### Aim
The records underneath are to be repeated exactly, with the pictures left out.

### Record extracts
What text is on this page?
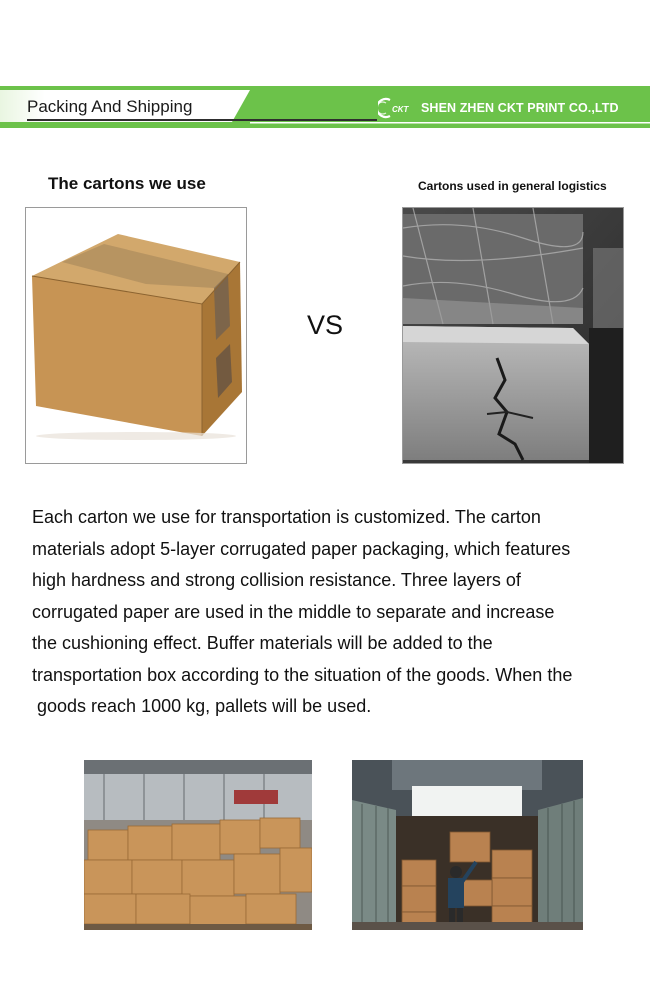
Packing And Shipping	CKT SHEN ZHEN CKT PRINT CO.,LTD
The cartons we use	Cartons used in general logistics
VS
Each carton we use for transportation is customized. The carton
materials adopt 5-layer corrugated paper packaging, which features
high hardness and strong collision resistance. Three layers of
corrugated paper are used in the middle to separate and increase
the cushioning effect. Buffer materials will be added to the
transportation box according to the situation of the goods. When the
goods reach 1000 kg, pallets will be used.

### Solved problem
What text is on this page?
Packing And Shipping	CKT SHEN ZHEN CKT PRINT CO.,LTD
The cartons we use	Cartons used in general logistics
VS
Each carton we use for transportation is customized. The carton
materials adopt 5-layer corrugated paper packaging, which features
high hardness and strong collision resistance. Three layers of
corrugated paper are used in the middle to separate and increase
the cushioning effect. Buffer materials will be added to the
transportation box according to the situation of the goods. When the
goods reach 1000 kg, pallets will be used.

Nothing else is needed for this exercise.